TASK PROMPT:
Find every line containing the word "size" in the records below; report only how many there are.

(Data excerpts)

------------

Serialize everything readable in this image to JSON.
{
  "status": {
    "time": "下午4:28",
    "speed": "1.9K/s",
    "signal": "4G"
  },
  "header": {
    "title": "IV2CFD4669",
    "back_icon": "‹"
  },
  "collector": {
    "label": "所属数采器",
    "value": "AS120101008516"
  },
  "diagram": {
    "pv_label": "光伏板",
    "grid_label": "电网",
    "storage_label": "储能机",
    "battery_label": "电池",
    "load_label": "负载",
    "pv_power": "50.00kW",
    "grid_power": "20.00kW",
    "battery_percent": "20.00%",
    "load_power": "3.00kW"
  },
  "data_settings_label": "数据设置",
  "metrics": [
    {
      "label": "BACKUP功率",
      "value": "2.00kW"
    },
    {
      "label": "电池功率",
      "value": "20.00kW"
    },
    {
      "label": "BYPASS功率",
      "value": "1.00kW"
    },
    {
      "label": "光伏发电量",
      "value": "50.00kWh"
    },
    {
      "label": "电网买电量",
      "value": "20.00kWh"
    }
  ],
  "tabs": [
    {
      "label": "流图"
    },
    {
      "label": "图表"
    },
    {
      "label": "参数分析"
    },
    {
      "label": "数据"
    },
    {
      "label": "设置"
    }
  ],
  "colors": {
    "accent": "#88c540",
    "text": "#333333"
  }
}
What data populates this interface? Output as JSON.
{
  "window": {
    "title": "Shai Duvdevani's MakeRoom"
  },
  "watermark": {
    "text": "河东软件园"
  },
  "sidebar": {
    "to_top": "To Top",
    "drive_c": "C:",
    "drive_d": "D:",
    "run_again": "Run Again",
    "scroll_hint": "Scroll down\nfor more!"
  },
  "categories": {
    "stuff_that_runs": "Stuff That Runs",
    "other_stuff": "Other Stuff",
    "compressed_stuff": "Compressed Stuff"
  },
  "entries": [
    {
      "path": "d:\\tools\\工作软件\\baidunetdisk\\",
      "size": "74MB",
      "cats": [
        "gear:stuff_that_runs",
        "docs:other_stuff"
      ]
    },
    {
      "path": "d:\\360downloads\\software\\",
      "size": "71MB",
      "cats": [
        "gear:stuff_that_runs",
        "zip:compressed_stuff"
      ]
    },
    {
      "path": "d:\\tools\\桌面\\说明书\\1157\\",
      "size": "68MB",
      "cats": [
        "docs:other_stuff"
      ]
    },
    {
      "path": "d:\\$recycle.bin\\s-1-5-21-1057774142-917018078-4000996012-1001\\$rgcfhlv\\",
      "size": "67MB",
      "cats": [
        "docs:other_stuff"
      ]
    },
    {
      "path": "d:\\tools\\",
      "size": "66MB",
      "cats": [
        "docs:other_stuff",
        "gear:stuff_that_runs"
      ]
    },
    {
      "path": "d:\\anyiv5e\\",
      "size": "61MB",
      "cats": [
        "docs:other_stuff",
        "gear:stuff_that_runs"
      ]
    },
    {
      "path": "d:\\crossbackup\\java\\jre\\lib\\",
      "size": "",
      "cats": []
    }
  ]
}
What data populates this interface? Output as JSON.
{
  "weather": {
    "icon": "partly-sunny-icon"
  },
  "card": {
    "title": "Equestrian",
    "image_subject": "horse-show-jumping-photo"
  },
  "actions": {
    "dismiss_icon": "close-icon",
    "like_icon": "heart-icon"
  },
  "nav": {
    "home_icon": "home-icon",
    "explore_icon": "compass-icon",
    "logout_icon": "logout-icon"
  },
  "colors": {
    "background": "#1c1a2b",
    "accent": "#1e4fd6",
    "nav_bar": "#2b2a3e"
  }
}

------------

TASK ANSWER:
7